Given instruction » Extract, from the listing that follows, each line containing the word "blev".
## BEGIN Supplied material
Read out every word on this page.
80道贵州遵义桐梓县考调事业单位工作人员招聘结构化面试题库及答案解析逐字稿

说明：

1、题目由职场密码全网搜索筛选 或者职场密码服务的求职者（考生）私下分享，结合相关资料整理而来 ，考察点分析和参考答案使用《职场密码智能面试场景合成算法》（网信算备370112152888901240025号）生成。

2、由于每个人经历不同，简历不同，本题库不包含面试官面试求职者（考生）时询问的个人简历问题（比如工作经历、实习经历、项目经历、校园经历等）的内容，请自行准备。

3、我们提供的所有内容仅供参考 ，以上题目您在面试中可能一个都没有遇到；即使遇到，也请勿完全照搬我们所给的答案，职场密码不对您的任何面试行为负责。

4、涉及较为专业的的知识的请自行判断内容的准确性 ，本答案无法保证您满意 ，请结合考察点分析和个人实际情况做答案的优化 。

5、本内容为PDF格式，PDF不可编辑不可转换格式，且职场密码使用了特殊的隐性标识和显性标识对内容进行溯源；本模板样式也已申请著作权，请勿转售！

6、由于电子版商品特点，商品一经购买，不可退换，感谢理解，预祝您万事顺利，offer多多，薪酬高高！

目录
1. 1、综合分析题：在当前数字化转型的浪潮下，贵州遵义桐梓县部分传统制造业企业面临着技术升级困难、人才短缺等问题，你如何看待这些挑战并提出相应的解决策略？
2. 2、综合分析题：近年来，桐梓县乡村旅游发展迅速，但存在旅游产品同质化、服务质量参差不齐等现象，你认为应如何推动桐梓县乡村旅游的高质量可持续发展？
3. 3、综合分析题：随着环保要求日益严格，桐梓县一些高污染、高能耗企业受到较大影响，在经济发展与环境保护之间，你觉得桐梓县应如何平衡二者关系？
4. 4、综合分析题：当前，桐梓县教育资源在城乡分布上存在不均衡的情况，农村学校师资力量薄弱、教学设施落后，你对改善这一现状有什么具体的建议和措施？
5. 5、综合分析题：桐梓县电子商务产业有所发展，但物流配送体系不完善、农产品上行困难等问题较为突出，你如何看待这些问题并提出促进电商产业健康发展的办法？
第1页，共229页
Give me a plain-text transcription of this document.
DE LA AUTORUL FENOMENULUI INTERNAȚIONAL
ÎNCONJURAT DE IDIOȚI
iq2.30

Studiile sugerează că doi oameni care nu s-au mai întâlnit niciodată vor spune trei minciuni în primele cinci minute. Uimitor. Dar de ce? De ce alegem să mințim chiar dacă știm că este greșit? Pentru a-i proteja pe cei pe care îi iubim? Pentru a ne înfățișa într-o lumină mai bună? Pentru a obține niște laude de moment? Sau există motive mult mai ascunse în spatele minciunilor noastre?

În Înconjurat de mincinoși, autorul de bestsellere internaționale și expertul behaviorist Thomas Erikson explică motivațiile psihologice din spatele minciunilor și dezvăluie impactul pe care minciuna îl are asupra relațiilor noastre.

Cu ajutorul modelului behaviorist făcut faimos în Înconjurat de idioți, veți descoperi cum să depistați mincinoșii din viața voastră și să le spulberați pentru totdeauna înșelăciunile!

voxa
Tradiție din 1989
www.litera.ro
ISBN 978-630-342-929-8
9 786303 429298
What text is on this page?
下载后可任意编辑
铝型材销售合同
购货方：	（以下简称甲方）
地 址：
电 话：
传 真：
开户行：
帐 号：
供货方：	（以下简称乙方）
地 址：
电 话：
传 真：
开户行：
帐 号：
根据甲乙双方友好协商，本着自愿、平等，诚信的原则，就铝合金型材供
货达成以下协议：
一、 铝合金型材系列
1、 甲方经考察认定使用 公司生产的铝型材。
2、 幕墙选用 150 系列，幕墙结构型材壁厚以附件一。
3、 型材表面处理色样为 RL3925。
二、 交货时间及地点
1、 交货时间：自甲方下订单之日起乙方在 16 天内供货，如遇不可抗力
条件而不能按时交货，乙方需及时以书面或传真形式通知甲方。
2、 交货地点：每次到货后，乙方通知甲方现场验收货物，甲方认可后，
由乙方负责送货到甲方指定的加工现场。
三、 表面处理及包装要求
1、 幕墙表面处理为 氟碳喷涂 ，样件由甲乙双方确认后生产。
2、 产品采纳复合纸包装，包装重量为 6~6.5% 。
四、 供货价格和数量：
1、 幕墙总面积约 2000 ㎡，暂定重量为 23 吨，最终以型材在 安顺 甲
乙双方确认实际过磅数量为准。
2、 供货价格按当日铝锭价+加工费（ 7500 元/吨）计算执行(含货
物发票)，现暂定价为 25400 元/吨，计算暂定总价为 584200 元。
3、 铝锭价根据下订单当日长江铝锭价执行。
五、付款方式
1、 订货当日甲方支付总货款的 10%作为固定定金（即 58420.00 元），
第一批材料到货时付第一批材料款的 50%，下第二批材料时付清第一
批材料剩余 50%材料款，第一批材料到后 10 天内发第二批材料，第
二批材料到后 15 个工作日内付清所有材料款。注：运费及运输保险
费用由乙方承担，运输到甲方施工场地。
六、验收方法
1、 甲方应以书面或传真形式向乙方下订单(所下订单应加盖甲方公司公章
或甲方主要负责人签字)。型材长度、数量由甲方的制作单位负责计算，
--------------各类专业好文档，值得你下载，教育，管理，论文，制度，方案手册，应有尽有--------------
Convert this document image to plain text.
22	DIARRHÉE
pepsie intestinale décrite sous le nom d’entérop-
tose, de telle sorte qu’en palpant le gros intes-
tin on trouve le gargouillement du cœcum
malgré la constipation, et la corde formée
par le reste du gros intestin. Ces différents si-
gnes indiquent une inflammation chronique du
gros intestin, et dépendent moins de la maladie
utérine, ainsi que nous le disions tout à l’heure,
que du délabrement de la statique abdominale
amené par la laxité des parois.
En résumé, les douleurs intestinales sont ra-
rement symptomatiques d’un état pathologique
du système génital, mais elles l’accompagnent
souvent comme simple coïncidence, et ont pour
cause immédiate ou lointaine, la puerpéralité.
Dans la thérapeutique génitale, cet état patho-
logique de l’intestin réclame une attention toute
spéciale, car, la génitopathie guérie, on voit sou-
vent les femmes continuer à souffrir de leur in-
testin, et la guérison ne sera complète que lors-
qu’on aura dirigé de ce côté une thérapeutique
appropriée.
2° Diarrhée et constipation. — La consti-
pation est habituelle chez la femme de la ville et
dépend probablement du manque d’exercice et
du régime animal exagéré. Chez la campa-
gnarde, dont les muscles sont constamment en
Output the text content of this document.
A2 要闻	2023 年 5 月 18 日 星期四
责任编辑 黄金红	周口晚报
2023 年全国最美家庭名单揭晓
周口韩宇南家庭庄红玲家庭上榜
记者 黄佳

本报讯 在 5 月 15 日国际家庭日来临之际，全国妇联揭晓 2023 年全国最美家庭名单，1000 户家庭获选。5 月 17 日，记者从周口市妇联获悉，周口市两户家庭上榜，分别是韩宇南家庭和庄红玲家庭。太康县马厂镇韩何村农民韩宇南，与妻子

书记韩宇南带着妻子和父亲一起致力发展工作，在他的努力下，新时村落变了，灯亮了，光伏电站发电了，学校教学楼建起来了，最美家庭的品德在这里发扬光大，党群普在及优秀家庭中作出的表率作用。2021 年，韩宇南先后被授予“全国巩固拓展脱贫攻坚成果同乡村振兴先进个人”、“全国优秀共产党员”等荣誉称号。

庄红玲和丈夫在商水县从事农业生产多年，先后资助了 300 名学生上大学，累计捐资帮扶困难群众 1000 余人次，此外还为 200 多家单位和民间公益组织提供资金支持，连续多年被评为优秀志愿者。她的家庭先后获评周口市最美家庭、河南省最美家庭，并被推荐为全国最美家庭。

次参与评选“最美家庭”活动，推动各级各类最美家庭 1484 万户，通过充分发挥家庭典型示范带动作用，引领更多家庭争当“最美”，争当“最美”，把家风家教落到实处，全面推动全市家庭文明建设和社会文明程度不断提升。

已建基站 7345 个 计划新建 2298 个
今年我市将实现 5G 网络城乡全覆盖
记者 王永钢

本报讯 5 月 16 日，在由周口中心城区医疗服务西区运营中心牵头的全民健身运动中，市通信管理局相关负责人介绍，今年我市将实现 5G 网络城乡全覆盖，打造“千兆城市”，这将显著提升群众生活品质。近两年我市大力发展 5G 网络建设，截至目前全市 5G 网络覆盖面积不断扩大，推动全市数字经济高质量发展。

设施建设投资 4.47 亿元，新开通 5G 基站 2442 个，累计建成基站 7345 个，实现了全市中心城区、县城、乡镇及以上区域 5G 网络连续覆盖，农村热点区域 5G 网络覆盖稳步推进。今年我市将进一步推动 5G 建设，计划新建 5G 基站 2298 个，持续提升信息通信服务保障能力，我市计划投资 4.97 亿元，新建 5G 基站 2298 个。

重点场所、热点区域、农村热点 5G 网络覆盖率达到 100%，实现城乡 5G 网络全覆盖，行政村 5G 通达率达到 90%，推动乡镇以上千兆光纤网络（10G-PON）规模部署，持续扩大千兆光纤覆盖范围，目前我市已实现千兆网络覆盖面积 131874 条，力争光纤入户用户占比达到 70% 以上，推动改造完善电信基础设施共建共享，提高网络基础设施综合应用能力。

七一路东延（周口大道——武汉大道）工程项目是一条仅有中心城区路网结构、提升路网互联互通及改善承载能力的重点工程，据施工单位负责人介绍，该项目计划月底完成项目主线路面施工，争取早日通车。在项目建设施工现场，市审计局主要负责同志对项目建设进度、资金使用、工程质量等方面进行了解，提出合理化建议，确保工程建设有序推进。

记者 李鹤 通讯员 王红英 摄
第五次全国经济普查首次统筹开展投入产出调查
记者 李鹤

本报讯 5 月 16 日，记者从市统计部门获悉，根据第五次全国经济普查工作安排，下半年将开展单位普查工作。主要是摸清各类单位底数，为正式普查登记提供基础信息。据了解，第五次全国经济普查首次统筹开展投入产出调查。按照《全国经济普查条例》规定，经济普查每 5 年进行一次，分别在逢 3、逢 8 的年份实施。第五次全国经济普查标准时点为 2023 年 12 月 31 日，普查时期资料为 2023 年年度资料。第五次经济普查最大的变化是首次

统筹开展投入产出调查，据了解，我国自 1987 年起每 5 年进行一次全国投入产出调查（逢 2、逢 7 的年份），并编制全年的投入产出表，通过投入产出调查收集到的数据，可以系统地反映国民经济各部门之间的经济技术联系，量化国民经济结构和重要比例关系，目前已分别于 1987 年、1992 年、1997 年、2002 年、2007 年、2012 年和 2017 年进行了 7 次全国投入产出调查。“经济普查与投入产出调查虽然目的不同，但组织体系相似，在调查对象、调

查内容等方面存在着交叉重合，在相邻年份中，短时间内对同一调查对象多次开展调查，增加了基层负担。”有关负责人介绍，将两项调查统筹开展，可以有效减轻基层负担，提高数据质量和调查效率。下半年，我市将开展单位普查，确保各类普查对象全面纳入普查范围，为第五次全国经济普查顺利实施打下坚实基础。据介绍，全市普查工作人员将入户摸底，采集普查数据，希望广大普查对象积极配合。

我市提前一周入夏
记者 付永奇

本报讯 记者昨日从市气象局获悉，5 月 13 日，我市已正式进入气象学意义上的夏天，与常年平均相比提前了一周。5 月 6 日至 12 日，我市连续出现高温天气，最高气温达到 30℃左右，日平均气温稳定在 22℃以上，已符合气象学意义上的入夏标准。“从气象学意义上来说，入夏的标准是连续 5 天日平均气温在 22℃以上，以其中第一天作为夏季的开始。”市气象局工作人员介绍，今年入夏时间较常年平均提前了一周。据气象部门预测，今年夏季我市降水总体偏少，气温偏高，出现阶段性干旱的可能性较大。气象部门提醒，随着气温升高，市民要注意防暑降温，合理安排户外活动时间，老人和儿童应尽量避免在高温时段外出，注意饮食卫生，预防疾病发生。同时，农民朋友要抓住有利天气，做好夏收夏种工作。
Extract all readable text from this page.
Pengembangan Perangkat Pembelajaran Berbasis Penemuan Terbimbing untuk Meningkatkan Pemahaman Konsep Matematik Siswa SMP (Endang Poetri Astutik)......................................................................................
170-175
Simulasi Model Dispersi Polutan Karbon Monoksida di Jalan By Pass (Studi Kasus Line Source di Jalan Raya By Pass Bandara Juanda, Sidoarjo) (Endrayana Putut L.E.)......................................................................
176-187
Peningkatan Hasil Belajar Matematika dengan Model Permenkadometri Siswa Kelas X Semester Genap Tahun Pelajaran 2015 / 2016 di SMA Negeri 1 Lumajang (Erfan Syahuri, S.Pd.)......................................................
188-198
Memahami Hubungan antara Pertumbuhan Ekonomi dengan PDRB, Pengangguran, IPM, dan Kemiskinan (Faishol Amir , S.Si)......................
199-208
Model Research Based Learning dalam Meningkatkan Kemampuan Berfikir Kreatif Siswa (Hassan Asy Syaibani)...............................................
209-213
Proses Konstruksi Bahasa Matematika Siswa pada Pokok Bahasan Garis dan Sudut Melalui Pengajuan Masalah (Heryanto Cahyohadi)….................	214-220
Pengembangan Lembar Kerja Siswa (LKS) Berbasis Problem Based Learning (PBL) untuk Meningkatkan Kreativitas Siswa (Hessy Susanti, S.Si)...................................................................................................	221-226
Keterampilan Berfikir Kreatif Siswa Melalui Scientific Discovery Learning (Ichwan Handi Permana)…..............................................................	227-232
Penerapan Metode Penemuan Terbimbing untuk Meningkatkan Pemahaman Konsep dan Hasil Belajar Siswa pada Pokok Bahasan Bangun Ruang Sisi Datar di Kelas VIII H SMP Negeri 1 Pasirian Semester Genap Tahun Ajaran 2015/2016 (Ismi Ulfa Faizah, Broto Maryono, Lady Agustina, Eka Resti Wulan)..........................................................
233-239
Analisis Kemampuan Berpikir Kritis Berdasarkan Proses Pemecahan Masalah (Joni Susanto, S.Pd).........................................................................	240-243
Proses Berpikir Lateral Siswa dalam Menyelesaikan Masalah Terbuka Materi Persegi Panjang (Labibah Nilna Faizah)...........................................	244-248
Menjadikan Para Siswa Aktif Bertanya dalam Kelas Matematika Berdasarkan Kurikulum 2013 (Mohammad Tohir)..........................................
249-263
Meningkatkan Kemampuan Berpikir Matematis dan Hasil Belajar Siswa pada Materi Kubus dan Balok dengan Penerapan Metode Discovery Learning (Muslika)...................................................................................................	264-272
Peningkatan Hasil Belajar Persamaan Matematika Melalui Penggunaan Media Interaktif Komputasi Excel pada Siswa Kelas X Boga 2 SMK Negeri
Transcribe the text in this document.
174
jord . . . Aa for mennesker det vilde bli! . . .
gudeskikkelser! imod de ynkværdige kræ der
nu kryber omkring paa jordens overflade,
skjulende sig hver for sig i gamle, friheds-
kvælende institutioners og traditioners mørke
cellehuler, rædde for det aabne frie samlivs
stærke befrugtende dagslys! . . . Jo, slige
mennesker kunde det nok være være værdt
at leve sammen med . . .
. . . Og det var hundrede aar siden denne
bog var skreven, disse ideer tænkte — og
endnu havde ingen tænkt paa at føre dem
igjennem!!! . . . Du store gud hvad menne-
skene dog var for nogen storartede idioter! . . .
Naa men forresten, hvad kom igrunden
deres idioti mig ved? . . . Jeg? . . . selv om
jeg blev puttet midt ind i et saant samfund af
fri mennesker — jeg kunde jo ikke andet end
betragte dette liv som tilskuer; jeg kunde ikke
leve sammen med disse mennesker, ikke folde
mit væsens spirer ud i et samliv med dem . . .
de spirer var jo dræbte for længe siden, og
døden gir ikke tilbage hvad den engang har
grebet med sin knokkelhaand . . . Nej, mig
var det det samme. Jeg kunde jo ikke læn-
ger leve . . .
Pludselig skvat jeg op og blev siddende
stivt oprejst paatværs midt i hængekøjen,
## END Supplied material
Exercise answer »
jeg blev puttet midt ind i et saant samfund af
Pludselig skvat jeg op og blev siddende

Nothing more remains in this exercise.